» Dataset items
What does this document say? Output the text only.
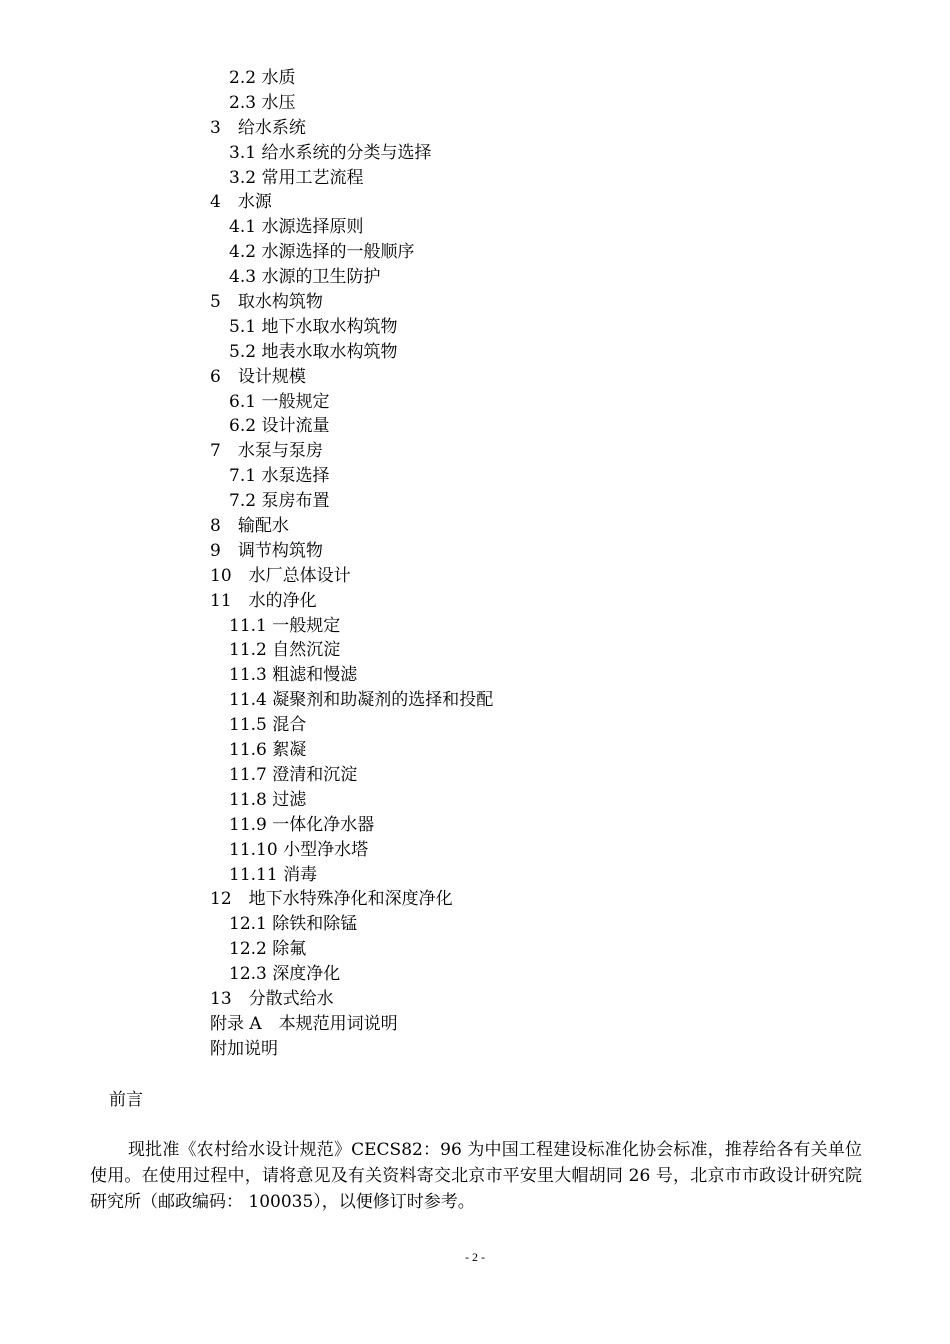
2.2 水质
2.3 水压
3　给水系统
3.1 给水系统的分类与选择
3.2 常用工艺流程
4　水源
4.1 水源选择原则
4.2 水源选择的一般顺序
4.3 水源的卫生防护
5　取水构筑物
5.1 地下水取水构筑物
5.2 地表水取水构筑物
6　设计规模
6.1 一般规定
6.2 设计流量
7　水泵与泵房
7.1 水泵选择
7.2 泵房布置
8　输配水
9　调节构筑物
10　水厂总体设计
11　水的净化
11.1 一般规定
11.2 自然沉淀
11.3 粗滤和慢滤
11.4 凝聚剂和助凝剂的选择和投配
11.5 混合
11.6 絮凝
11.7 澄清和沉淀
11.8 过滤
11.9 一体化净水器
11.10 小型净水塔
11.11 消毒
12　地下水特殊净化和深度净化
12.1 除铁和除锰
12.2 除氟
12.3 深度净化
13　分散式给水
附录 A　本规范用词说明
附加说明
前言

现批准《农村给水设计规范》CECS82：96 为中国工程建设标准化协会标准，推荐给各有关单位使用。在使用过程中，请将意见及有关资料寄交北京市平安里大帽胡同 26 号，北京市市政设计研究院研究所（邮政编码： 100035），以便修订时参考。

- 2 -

==

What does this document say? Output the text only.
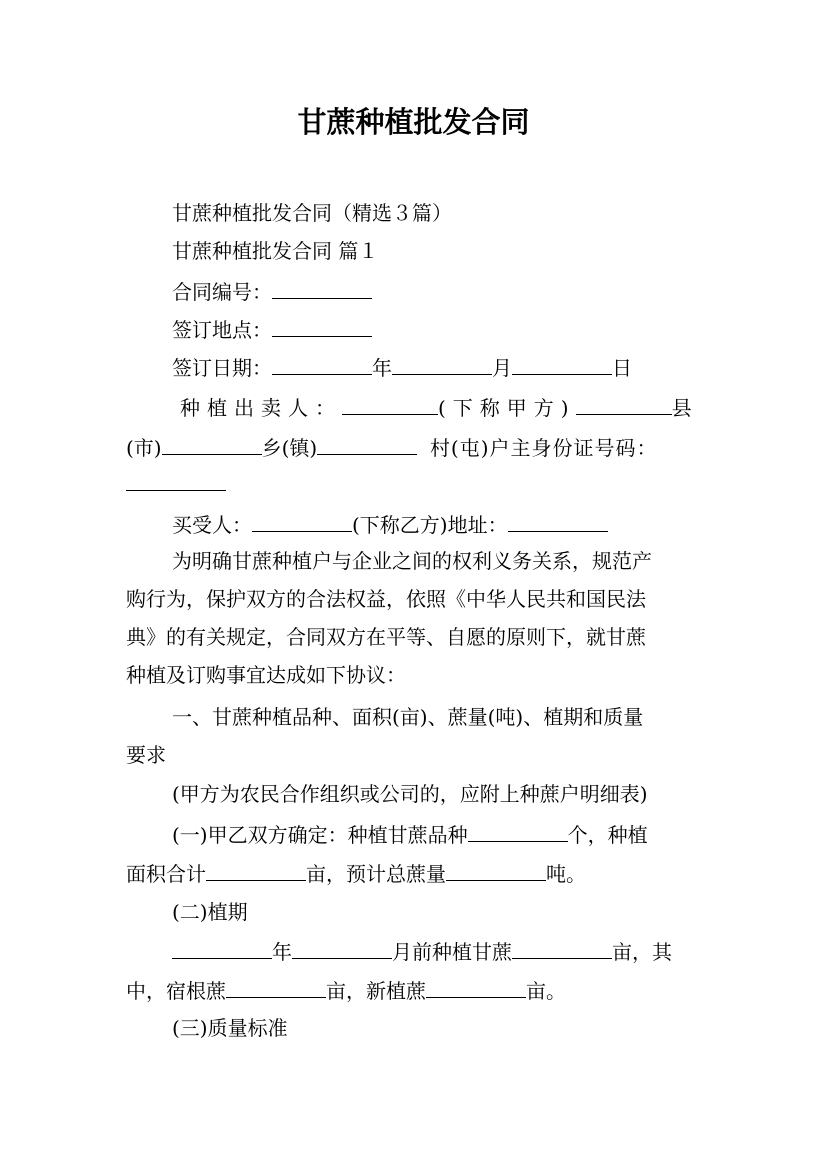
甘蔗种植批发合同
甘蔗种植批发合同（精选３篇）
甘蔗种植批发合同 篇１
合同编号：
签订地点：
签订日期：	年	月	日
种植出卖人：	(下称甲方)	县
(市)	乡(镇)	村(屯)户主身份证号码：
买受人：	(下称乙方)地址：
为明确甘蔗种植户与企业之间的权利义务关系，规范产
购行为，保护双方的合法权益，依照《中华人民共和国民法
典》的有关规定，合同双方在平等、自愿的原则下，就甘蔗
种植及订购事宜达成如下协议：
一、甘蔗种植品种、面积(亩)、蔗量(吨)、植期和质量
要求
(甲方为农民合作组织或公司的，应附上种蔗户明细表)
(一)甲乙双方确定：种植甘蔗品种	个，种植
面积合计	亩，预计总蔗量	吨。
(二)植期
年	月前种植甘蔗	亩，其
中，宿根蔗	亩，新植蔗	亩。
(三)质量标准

---

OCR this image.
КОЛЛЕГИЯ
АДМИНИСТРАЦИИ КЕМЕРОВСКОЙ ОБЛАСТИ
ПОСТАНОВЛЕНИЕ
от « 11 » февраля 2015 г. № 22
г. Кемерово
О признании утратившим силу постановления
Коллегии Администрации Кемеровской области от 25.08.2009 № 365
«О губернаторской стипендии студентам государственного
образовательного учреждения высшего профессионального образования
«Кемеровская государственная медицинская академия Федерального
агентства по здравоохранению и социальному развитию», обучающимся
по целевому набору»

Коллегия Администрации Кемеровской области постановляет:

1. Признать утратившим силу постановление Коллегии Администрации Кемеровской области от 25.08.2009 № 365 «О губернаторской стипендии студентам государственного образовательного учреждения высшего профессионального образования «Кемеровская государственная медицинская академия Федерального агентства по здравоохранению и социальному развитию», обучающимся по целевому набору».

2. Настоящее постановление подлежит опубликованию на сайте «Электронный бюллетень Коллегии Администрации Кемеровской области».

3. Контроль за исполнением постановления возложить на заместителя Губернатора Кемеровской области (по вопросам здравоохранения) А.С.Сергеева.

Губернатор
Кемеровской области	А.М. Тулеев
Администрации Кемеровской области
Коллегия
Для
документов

» What you are asked to do
Gather and return every line that holds the string "Кемеровская".

» Completed task
«Кемеровская государственная медицинская академия Федерального
1. Признать утратившим силу постановление Коллегии Администрации Кемеровской области от 25.08.2009 № 365 «О губернаторской стипендии студентам государственного образовательного учреждения высшего профессионального образования «Кемеровская государственная медицинская академия Федерального агентства по здравоохранению и социальному развитию», обучающимся по целевому набору».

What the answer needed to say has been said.